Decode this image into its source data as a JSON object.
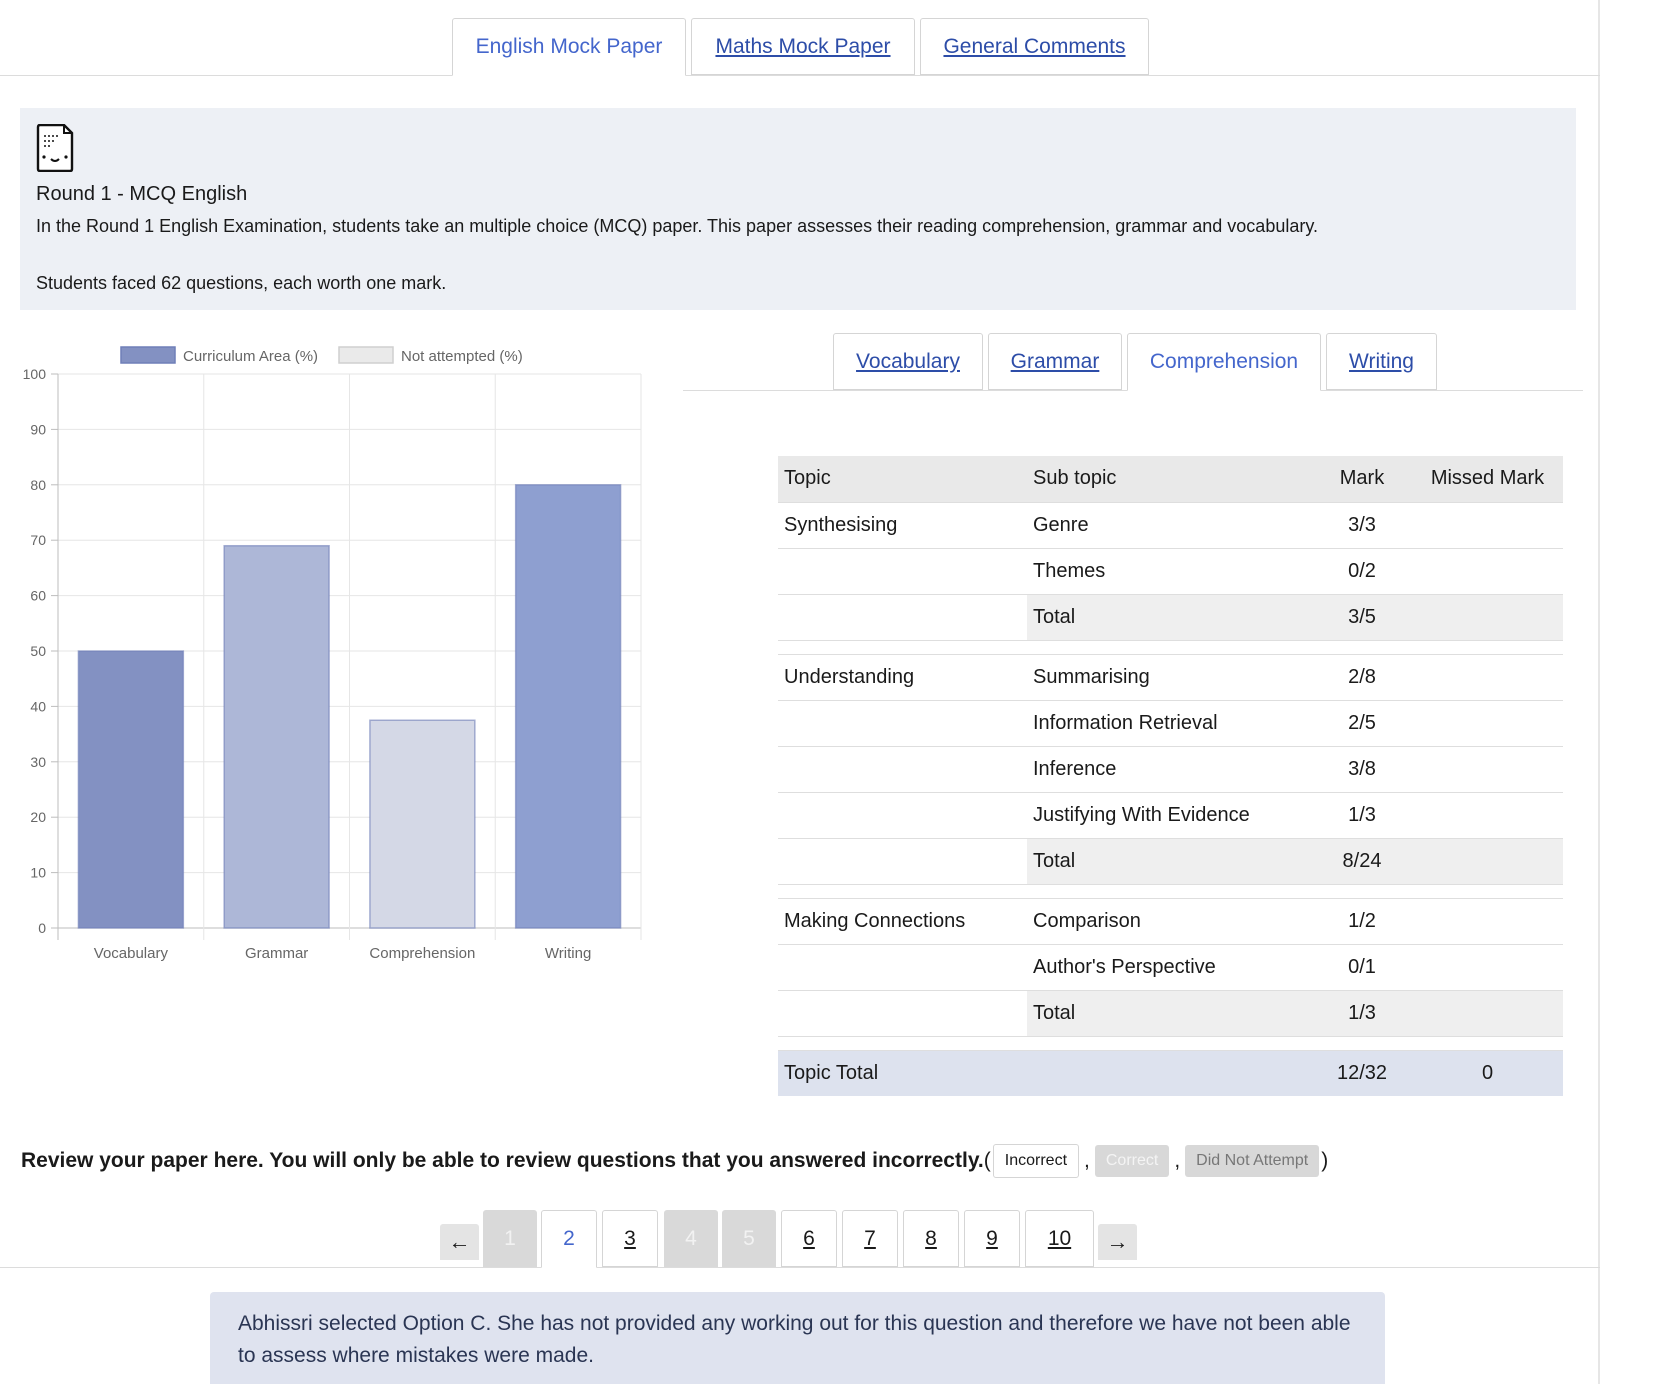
{
  "top_tabs": [
    {
      "label": "English Mock Paper",
      "active": true
    },
    {
      "label": "Maths Mock Paper",
      "active": false
    },
    {
      "label": "General Comments",
      "active": false
    }
  ],
  "info": {
    "icon": "document-icon",
    "title": "Round 1 - MCQ English",
    "description": "In the Round 1 English Examination, students take an multiple choice (MCQ) paper. This paper assesses their reading comprehension, grammar and vocabulary.",
    "note": "Students faced 62 questions, each worth one mark."
  },
  "chart_data": {
    "type": "bar",
    "title": "",
    "xlabel": "",
    "ylabel": "",
    "categories": [
      "Vocabulary",
      "Grammar",
      "Comprehension",
      "Writing"
    ],
    "values": [
      50,
      69,
      37.5,
      80
    ],
    "bar_colors": [
      "#8391c2",
      "#adb7d7",
      "#d4d8e6",
      "#8e9fd0"
    ],
    "ylim": [
      0,
      100
    ],
    "yticks": [
      0,
      10,
      20,
      30,
      40,
      50,
      60,
      70,
      80,
      90,
      100
    ],
    "grid": true,
    "legend_position": "top",
    "legend": [
      {
        "name": "Curriculum Area (%)",
        "color": "#8391c2"
      },
      {
        "name": "Not attempted (%)",
        "color": "#eaeaea"
      }
    ]
  },
  "sub_tabs": [
    {
      "label": "Vocabulary",
      "active": false
    },
    {
      "label": "Grammar",
      "active": false
    },
    {
      "label": "Comprehension",
      "active": true
    },
    {
      "label": "Writing",
      "active": false
    }
  ],
  "table": {
    "headers": {
      "topic": "Topic",
      "sub": "Sub topic",
      "mark": "Mark",
      "missed": "Missed Mark"
    },
    "groups": [
      {
        "topic": "Synthesising",
        "rows": [
          {
            "sub": "Genre",
            "mark": "3/3"
          },
          {
            "sub": "Themes",
            "mark": "0/2"
          }
        ],
        "total_label": "Total",
        "total": "3/5"
      },
      {
        "topic": "Understanding",
        "rows": [
          {
            "sub": "Summarising",
            "mark": "2/8"
          },
          {
            "sub": "Information Retrieval",
            "mark": "2/5"
          },
          {
            "sub": "Inference",
            "mark": "3/8"
          },
          {
            "sub": "Justifying With Evidence",
            "mark": "1/3"
          }
        ],
        "total_label": "Total",
        "total": "8/24"
      },
      {
        "topic": "Making Connections",
        "rows": [
          {
            "sub": "Comparison",
            "mark": "1/2"
          },
          {
            "sub": "Author's Perspective",
            "mark": "0/1"
          }
        ],
        "total_label": "Total",
        "total": "1/3"
      }
    ],
    "grand": {
      "label": "Topic Total",
      "mark": "12/32",
      "missed": "0"
    }
  },
  "review": {
    "text": "Review your paper here. You will only be able to review questions that you answered incorrectly.",
    "open": "(",
    "close": ")",
    "sep": ",",
    "incorrect": "Incorrect",
    "correct": "Correct",
    "did_not_attempt": "Did Not Attempt"
  },
  "pager": {
    "prev": "←",
    "next": "→",
    "pages": [
      {
        "label": "1",
        "state": "disabled"
      },
      {
        "label": "2",
        "state": "active"
      },
      {
        "label": "3",
        "state": "link"
      },
      {
        "label": "4",
        "state": "disabled"
      },
      {
        "label": "5",
        "state": "disabled"
      },
      {
        "label": "6",
        "state": "link"
      },
      {
        "label": "7",
        "state": "link"
      },
      {
        "label": "8",
        "state": "link"
      },
      {
        "label": "9",
        "state": "link"
      },
      {
        "label": "10",
        "state": "link"
      }
    ]
  },
  "feedback": "Abhissri selected Option C. She has not provided any working out for this question and therefore we have not been able to assess where mistakes were made."
}
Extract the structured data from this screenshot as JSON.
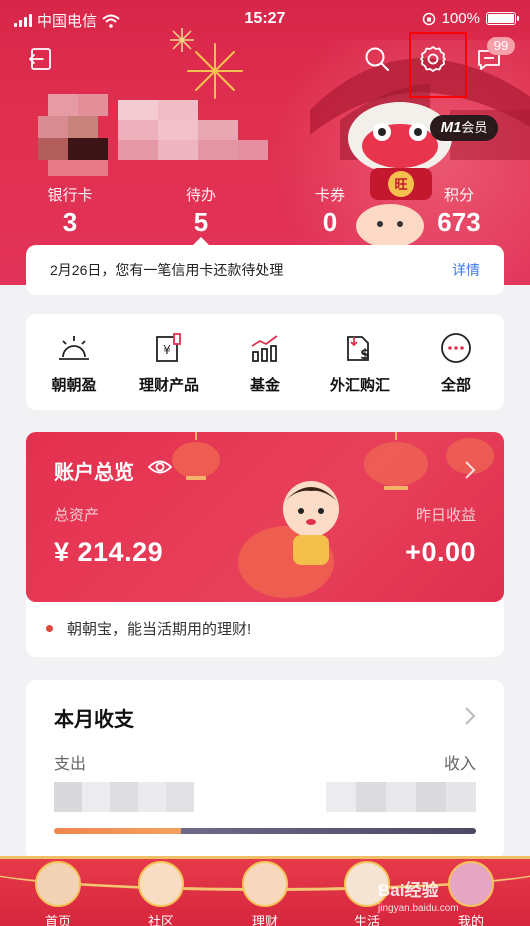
··········
STATED GOAL
Copy the data exactly. Any picture it contains is to be omitted.

OUTPUT
Decode this image into its source data as a JSON object.
{
  "top_tabs": [
    {
      "label": "English Mock Paper",
      "active": true
    },
    {
      "label": "Maths Mock Paper",
      "active": false
    },
    {
      "label": "General Comments",
      "active": false
    }
  ],
  "info": {
    "icon": "document-icon",
    "title": "Round 1 - MCQ English",
    "description": "In the Round 1 English Examination, students take an multiple choice (MCQ) paper. This paper assesses their reading comprehension, grammar and vocabulary.",
    "note": "Students faced 62 questions, each worth one mark."
  },
  "chart_data": {
    "type": "bar",
    "title": "",
    "xlabel": "",
    "ylabel": "",
    "categories": [
      "Vocabulary",
      "Grammar",
      "Comprehension",
      "Writing"
    ],
    "values": [
      50,
      69,
      37.5,
      80
    ],
    "bar_colors": [
      "#8391c2",
      "#adb7d7",
      "#d4d8e6",
      "#8e9fd0"
    ],
    "ylim": [
      0,
      100
    ],
    "yticks": [
      0,
      10,
      20,
      30,
      40,
      50,
      60,
      70,
      80,
      90,
      100
    ],
    "grid": true,
    "legend_position": "top",
    "legend": [
      {
        "name": "Curriculum Area (%)",
        "color": "#8391c2"
      },
      {
        "name": "Not attempted (%)",
        "color": "#eaeaea"
      }
    ]
  },
  "sub_tabs": [
    {
      "label": "Vocabulary",
      "active": false
    },
    {
      "label": "Grammar",
      "active": false
    },
    {
      "label": "Comprehension",
      "active": true
    },
    {
      "label": "Writing",
      "active": false
    }
  ],
  "table": {
    "headers": {
      "topic": "Topic",
      "sub": "Sub topic",
      "mark": "Mark",
      "missed": "Missed Mark"
    },
    "groups": [
      {
        "topic": "Synthesising",
        "rows": [
          {
            "sub": "Genre",
            "mark": "3/3"
          },
          {
            "sub": "Themes",
            "mark": "0/2"
          }
        ],
        "total_label": "Total",
        "total": "3/5"
      },
      {
        "topic": "Understanding",
        "rows": [
          {
            "sub": "Summarising",
            "mark": "2/8"
          },
          {
            "sub": "Information Retrieval",
            "mark": "2/5"
          },
          {
            "sub": "Inference",
            "mark": "3/8"
          },
          {
            "sub": "Justifying With Evidence",
            "mark": "1/3"
          }
        ],
        "total_label": "Total",
        "total": "8/24"
      },
      {
        "topic": "Making Connections",
        "rows": [
          {
            "sub": "Comparison",
            "mark": "1/2"
          },
          {
            "sub": "Author's Perspective",
            "mark": "0/1"
          }
        ],
        "total_label": "Total",
        "total": "1/3"
      }
    ],
    "grand": {
      "label": "Topic Total",
      "mark": "12/32",
      "missed": "0"
    }
  },
  "review": {
    "text": "Review your paper here. You will only be able to review questions that you answered incorrectly.",
    "open": "(",
    "close": ")",
    "sep": ",",
    "incorrect": "Incorrect",
    "correct": "Correct",
    "did_not_attempt": "Did Not Attempt"
  },
  "pager": {
    "prev": "←",
    "next": "→",
    "pages": [
      {
        "label": "1",
        "state": "disabled"
      },
      {
        "label": "2",
        "state": "active"
      },
      {
        "label": "3",
        "state": "link"
      },
      {
        "label": "4",
        "state": "disabled"
      },
      {
        "label": "5",
        "state": "disabled"
      },
      {
        "label": "6",
        "state": "link"
      },
      {
        "label": "7",
        "state": "link"
      },
      {
        "label": "8",
        "state": "link"
      },
      {
        "label": "9",
        "state": "link"
      },
      {
        "label": "10",
        "state": "link"
      }
    ]
  },
  "feedback": "Abhissri selected Option C. She has not provided any working out for this question and therefore we have not been able to assess where mistakes were made."
}
Extract the structured data from this screenshot as JSON.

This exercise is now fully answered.